What you will do – Below are some records. Copy every line in them that holds "stacked".

Records supplied –
[Begin]

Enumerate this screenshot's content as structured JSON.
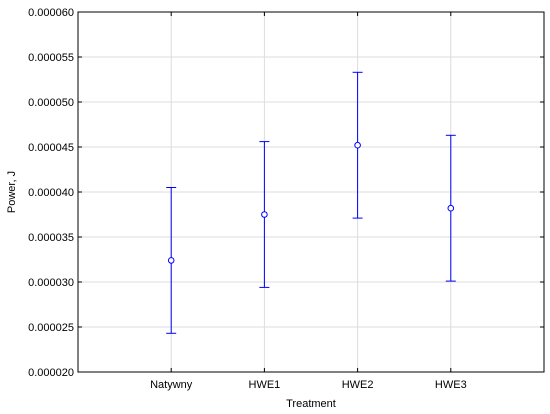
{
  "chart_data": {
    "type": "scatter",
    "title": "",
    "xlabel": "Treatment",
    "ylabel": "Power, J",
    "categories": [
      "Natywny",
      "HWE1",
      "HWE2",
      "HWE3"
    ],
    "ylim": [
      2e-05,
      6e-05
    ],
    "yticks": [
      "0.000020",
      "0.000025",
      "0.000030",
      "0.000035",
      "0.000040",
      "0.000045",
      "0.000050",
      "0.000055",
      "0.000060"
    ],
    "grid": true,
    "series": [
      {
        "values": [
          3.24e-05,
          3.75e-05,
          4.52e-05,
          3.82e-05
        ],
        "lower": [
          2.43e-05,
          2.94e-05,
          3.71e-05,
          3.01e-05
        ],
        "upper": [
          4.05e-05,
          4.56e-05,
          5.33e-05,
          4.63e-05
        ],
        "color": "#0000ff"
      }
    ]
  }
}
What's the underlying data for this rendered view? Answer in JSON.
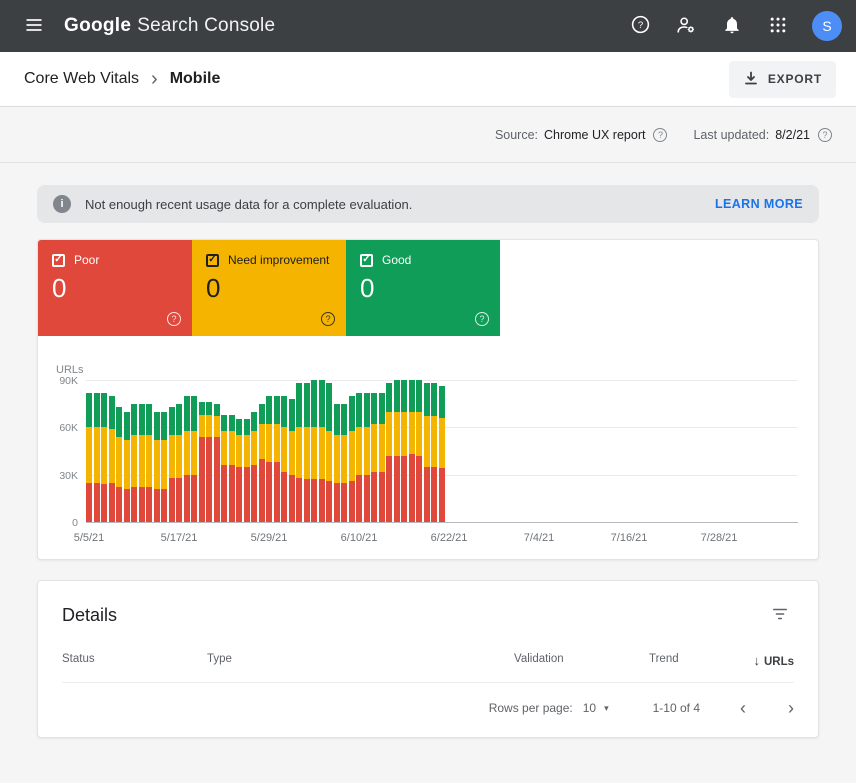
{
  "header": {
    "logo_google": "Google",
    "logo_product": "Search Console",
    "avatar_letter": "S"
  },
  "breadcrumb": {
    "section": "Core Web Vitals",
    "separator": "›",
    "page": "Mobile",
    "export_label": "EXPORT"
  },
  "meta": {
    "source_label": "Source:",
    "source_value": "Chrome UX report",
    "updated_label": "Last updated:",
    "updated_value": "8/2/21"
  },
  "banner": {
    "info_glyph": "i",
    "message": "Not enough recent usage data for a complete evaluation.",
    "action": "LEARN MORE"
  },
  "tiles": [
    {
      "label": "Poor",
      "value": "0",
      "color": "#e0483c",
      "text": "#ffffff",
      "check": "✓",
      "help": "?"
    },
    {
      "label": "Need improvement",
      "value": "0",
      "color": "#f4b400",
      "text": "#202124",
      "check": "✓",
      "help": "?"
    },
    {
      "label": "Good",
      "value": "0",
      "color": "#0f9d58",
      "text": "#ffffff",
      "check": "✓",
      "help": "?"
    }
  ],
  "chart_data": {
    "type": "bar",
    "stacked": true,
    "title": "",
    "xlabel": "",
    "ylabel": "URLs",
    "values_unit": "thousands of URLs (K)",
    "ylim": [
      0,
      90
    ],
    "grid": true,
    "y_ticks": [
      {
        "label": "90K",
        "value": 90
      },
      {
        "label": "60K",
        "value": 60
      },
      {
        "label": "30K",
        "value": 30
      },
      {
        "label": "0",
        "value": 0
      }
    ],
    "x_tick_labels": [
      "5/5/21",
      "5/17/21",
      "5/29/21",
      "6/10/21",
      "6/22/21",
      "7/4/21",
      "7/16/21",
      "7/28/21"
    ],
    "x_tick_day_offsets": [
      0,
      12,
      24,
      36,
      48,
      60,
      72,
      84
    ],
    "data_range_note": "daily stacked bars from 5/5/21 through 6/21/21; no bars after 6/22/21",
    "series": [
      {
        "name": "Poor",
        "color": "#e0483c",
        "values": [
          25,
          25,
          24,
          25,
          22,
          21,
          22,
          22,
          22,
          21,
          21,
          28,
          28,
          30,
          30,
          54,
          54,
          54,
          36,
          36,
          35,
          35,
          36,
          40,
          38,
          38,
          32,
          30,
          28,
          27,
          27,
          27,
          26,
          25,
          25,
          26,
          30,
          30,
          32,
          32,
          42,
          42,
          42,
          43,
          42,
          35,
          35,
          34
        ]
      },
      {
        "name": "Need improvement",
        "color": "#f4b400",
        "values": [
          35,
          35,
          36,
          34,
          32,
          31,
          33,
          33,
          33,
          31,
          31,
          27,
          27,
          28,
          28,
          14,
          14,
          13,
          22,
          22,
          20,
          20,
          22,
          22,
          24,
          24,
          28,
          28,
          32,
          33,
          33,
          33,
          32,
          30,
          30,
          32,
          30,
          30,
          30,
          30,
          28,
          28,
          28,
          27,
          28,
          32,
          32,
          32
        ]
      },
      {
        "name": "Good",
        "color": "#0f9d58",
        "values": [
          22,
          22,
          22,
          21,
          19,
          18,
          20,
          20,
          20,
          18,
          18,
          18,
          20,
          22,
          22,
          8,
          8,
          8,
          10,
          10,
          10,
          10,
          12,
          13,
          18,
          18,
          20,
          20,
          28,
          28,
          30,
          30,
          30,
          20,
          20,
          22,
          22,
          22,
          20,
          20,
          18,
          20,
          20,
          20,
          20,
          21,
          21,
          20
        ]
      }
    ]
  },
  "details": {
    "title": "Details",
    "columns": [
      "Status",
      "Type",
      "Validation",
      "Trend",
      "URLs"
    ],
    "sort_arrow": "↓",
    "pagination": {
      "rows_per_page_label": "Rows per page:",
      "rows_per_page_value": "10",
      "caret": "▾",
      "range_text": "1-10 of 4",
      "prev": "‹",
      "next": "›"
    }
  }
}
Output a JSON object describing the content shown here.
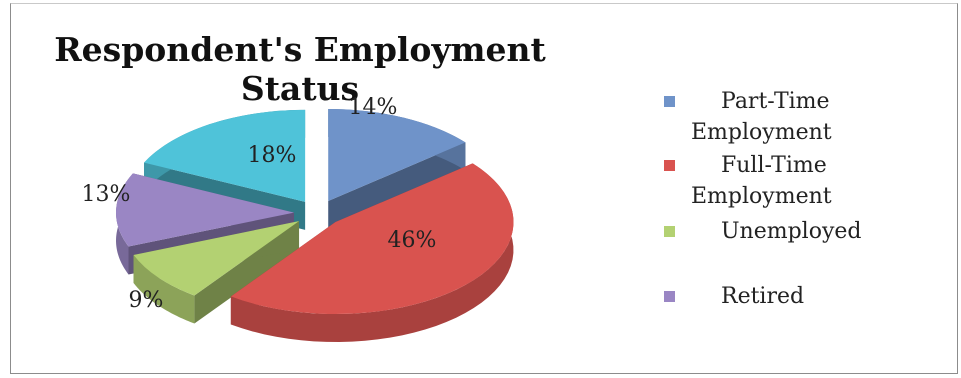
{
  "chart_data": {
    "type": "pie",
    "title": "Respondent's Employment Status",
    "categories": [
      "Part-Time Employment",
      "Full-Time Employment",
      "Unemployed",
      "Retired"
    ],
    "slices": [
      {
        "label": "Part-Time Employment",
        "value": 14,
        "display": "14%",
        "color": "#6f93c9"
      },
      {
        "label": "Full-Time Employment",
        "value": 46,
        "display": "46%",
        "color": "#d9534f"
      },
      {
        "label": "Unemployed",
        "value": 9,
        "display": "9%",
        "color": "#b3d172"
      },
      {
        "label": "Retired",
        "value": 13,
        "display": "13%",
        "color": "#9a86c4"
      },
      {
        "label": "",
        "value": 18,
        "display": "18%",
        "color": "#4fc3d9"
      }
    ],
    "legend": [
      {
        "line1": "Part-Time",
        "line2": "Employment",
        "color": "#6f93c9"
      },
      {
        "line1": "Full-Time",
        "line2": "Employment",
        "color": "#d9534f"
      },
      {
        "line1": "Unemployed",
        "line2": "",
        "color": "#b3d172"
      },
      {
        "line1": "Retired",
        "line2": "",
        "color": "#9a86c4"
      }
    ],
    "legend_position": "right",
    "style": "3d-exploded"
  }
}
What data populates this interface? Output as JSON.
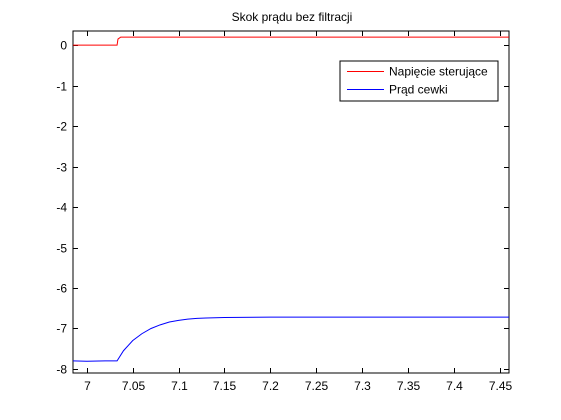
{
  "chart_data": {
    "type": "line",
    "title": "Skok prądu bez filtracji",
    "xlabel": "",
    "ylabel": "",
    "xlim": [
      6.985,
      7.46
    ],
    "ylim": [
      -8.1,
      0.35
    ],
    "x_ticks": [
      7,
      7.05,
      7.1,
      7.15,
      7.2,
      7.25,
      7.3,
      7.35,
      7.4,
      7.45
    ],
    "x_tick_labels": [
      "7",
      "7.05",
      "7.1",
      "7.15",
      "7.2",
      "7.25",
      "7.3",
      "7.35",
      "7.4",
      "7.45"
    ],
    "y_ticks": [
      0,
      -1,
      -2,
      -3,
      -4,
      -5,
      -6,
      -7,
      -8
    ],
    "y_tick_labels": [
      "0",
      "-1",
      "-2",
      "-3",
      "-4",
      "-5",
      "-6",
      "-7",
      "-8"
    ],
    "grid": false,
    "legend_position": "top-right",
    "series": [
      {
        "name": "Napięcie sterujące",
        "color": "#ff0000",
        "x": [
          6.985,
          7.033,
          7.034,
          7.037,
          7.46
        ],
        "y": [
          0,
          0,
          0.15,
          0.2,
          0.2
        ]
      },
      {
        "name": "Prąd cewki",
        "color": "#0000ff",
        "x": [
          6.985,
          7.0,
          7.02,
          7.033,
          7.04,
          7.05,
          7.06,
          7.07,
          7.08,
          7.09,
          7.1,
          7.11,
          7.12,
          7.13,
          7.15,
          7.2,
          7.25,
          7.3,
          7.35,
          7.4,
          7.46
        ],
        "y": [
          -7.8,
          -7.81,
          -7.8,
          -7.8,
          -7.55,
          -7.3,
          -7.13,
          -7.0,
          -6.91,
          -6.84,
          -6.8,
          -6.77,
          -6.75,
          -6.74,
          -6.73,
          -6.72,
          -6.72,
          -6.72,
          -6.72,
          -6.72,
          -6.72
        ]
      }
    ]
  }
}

[End]

The output –
    "stacked": true,
    "data_range_note": "daily stacked bars from 5/5/21 through 6/21/21; no bars after 6/22/21",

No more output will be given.